++++ Record extracts ++++

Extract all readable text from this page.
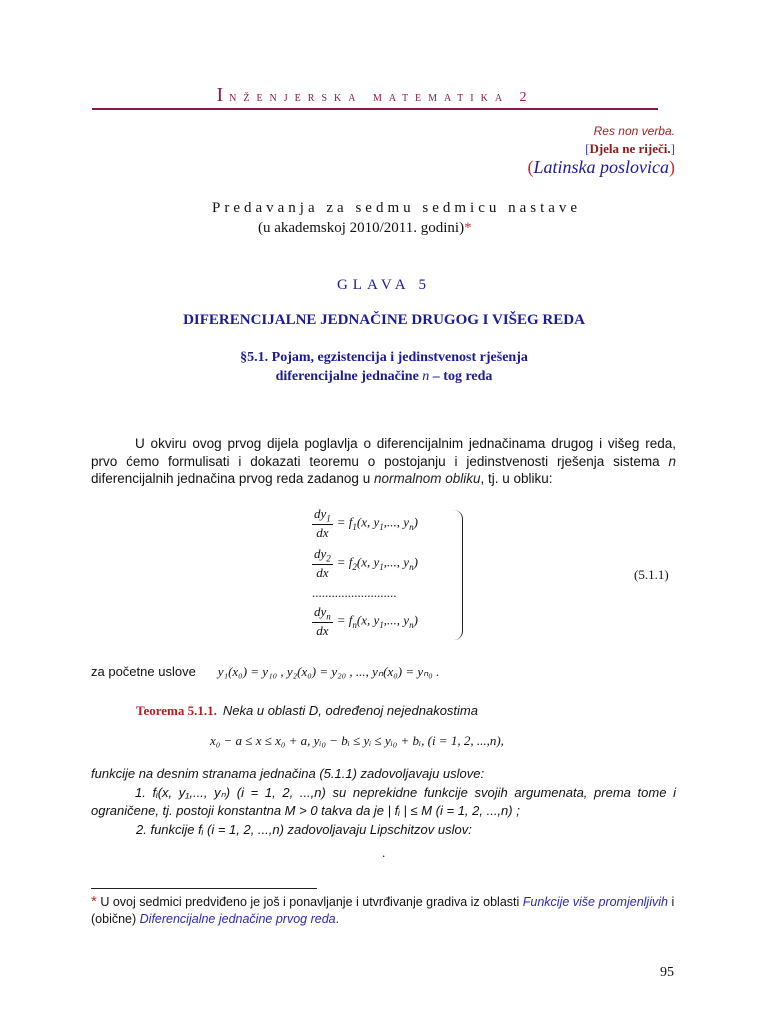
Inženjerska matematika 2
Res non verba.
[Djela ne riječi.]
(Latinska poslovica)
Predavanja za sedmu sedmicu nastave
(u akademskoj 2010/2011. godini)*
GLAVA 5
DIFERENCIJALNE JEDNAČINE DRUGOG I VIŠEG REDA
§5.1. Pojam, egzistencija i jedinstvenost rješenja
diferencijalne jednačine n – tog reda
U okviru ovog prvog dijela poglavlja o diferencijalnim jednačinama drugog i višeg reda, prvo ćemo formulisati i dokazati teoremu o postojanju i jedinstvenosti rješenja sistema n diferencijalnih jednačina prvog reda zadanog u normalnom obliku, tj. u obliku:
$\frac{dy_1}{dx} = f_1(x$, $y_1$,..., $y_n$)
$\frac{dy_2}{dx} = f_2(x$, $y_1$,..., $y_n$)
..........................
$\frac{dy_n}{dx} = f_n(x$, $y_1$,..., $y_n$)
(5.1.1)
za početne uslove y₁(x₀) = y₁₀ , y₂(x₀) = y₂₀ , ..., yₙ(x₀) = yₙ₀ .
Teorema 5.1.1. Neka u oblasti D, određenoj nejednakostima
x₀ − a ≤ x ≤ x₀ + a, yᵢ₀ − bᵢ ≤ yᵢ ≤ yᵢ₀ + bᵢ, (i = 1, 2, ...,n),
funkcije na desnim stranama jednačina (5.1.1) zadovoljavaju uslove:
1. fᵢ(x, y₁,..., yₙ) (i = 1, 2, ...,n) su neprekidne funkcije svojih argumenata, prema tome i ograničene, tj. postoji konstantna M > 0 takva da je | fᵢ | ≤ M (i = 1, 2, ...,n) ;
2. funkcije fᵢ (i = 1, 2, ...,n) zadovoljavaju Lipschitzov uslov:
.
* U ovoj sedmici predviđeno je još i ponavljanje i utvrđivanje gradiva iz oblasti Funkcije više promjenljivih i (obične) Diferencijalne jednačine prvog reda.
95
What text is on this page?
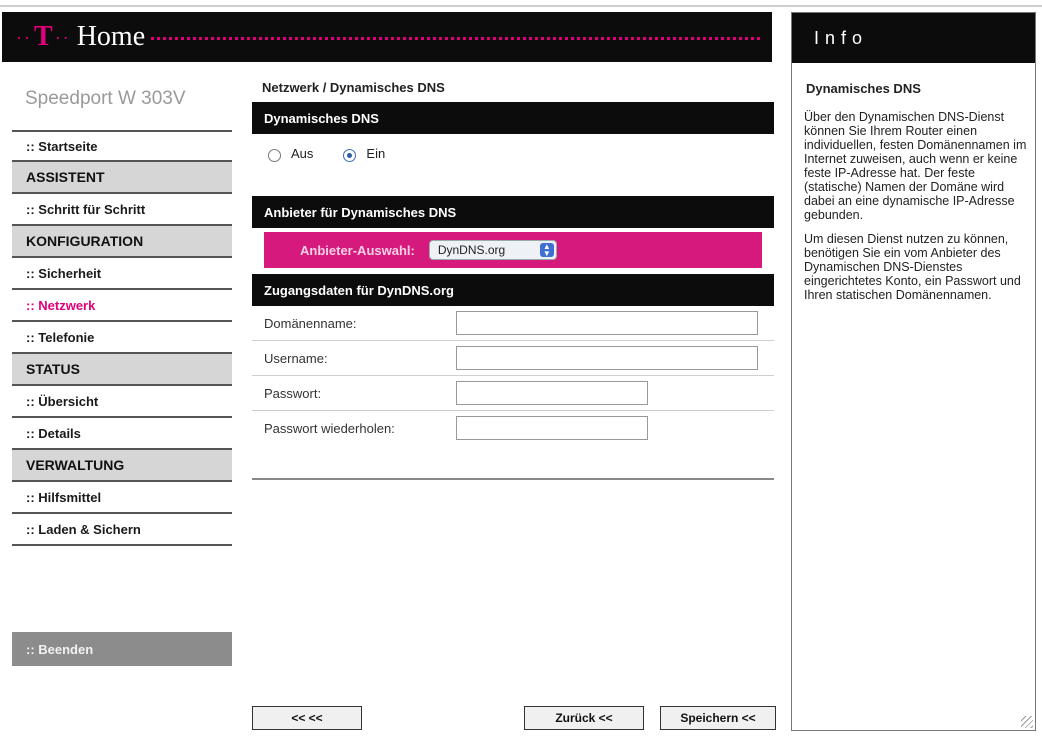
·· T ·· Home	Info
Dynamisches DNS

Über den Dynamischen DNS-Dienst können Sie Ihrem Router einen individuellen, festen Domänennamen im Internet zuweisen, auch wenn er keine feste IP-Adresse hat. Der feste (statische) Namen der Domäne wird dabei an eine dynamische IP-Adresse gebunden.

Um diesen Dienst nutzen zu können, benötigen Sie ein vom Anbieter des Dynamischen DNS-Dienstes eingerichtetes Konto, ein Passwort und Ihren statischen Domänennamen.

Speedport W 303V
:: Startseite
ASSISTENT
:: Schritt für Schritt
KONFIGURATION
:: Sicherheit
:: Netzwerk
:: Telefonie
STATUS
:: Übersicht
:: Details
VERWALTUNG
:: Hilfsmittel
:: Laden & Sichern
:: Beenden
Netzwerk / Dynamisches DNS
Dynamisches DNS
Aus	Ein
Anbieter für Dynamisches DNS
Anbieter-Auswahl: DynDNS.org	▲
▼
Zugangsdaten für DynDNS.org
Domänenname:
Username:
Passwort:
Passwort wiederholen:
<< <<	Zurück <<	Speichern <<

++++
++++ Record extracts ++++

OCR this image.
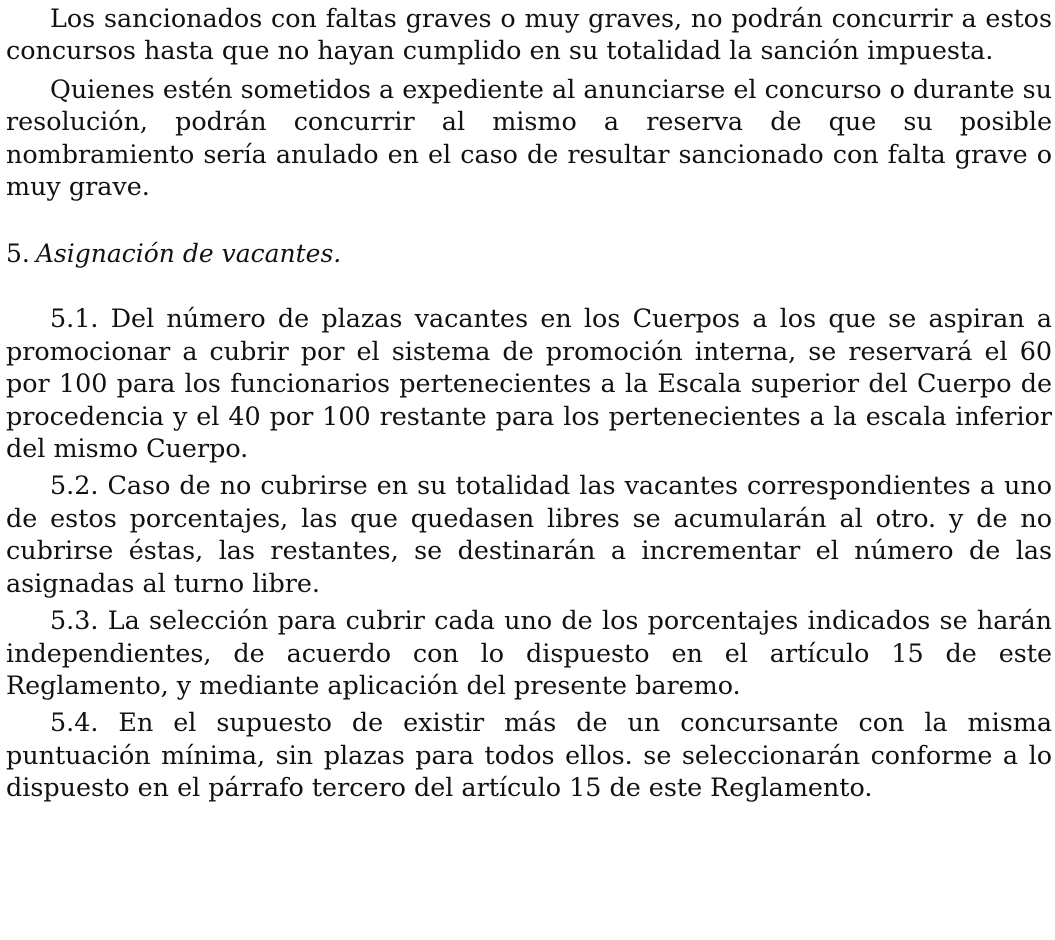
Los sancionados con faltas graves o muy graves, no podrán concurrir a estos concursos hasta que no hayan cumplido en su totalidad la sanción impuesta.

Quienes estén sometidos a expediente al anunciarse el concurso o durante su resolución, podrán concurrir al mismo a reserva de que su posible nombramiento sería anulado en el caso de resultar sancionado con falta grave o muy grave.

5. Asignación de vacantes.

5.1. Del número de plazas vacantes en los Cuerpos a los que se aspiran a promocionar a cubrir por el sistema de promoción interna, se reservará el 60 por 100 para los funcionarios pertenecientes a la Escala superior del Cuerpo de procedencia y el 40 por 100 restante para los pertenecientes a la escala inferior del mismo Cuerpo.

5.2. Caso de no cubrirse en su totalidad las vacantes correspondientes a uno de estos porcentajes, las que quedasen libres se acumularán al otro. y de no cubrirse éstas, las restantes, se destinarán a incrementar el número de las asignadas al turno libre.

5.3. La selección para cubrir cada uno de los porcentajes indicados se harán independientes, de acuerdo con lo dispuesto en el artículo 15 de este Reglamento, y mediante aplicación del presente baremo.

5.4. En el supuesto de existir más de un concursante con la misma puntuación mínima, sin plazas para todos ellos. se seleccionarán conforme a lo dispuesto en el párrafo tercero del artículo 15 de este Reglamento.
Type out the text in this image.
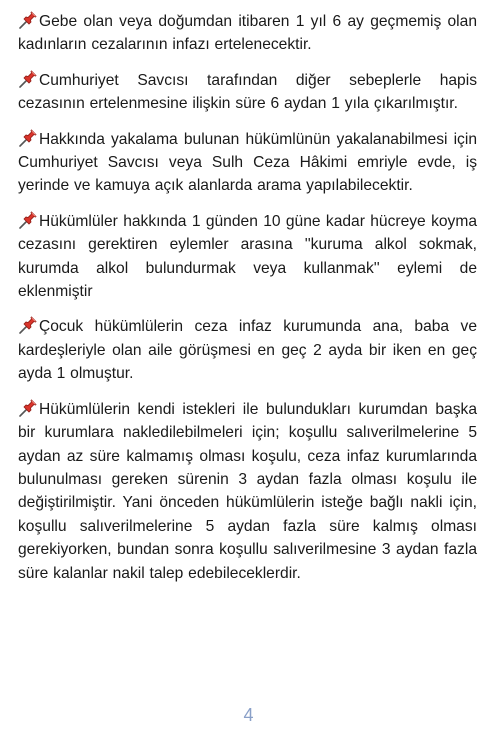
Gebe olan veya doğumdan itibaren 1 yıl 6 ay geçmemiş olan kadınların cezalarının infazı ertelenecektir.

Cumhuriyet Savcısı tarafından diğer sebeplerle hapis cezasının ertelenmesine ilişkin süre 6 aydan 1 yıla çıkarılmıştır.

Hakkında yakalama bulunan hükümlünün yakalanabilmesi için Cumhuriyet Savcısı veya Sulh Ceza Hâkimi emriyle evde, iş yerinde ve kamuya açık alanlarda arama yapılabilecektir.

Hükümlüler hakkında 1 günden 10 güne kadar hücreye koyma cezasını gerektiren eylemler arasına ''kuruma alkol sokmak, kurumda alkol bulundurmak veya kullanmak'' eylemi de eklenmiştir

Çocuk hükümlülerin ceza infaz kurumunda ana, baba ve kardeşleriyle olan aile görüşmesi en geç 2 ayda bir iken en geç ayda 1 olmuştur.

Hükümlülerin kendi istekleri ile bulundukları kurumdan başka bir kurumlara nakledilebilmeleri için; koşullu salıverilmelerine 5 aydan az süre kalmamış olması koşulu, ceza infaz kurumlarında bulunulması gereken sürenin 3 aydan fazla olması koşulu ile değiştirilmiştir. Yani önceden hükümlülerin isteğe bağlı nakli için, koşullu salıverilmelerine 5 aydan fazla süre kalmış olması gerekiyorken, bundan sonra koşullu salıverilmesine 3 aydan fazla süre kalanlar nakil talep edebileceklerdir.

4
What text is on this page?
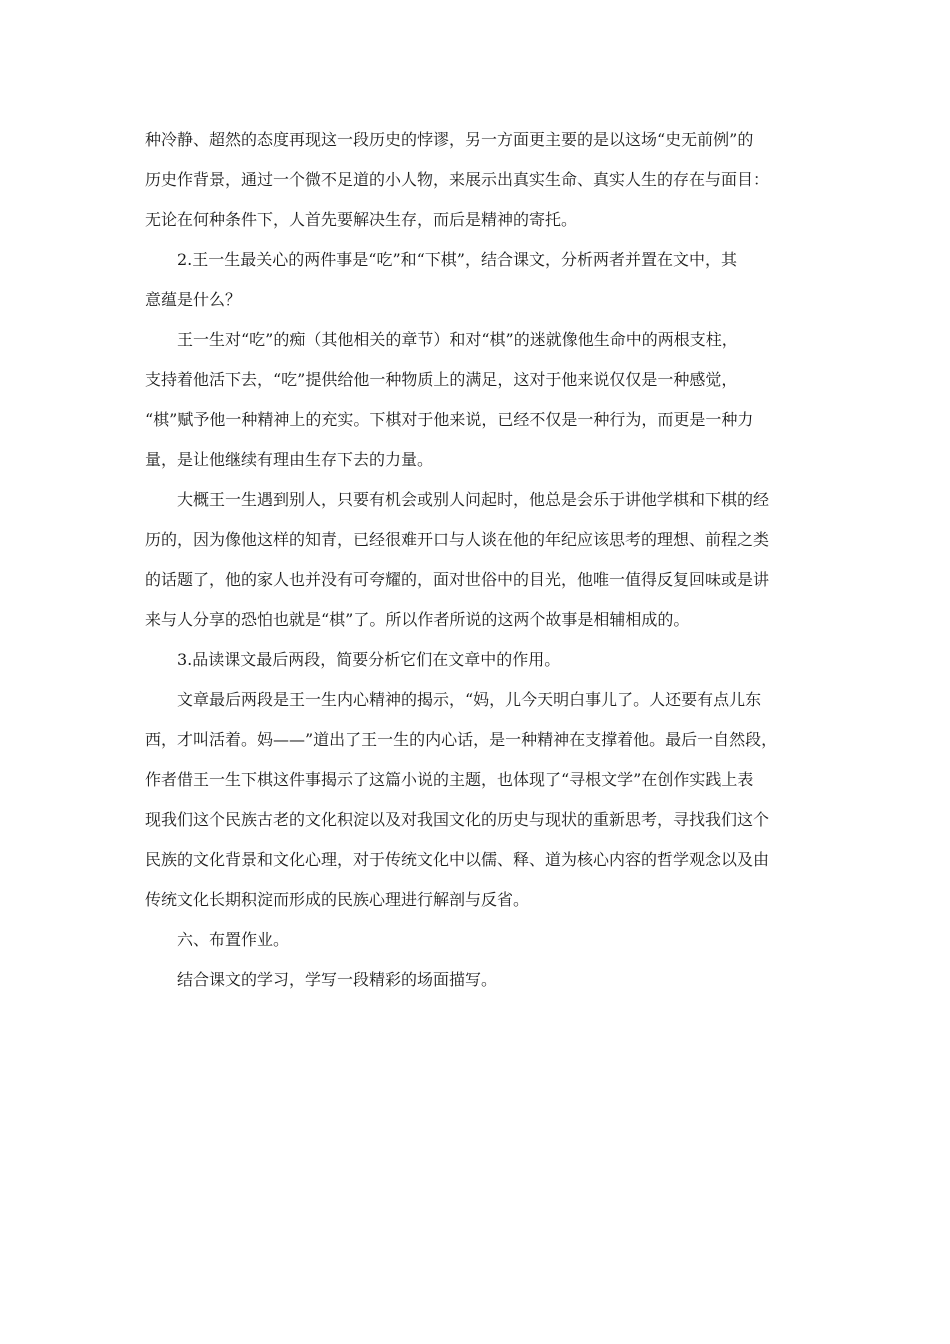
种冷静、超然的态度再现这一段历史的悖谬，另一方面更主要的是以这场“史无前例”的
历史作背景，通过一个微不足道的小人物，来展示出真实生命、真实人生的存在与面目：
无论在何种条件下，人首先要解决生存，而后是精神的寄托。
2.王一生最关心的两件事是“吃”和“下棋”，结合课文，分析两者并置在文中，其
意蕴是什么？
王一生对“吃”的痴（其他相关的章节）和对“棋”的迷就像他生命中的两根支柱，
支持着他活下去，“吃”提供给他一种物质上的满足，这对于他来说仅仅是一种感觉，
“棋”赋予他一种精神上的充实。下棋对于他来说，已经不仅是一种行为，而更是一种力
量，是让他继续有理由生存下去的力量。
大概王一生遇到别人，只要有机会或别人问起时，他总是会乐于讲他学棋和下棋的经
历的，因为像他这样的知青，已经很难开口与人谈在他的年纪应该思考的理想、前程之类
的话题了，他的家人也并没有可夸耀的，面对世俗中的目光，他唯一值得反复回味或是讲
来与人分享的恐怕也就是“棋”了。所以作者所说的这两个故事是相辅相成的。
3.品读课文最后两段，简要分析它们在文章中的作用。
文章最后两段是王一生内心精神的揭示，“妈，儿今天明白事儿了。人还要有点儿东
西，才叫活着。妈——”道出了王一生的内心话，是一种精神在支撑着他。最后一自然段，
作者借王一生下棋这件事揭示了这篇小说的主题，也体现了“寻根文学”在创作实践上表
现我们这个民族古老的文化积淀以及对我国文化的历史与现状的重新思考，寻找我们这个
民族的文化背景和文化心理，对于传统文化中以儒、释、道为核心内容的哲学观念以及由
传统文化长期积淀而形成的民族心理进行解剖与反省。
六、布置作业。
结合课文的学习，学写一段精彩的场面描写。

++++
++++ Record extracts ++++

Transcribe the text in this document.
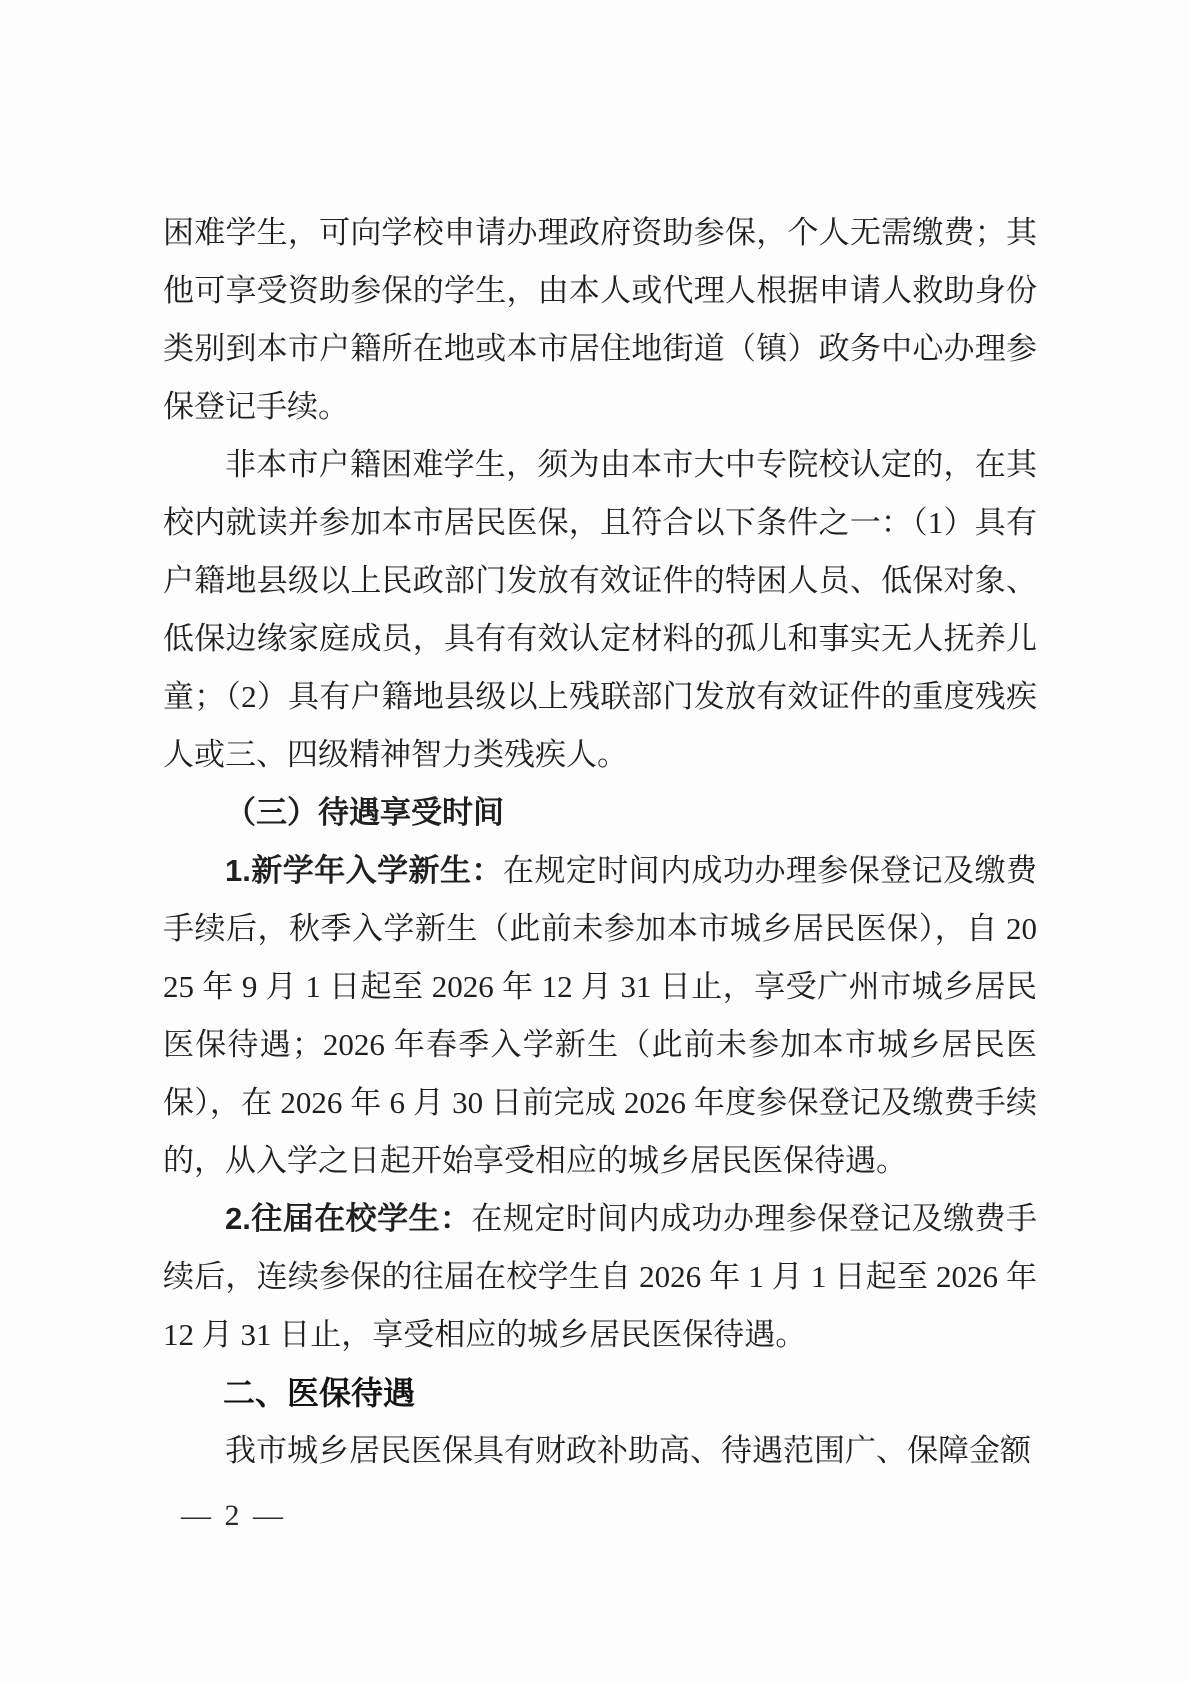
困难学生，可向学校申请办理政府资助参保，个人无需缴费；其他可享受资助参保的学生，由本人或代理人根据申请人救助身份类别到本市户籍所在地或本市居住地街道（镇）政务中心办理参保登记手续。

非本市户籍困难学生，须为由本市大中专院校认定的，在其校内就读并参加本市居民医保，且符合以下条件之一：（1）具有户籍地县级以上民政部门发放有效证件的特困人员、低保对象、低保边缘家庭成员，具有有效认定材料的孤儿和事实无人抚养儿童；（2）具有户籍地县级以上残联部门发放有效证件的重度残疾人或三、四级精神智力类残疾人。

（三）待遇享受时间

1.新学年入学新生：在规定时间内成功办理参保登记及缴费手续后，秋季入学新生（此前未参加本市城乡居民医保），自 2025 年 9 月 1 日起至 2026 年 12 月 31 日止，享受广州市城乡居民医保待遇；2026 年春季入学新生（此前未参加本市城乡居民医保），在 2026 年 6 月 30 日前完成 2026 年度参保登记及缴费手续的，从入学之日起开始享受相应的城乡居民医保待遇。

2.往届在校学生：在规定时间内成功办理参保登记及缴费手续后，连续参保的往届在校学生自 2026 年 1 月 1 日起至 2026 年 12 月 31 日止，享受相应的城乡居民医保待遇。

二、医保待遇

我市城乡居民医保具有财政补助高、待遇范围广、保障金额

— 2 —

++++

To be done: Identify every line above that includes the word "image", and show those lines.

Exercise output:
OCR this image.
Type out the text in this image.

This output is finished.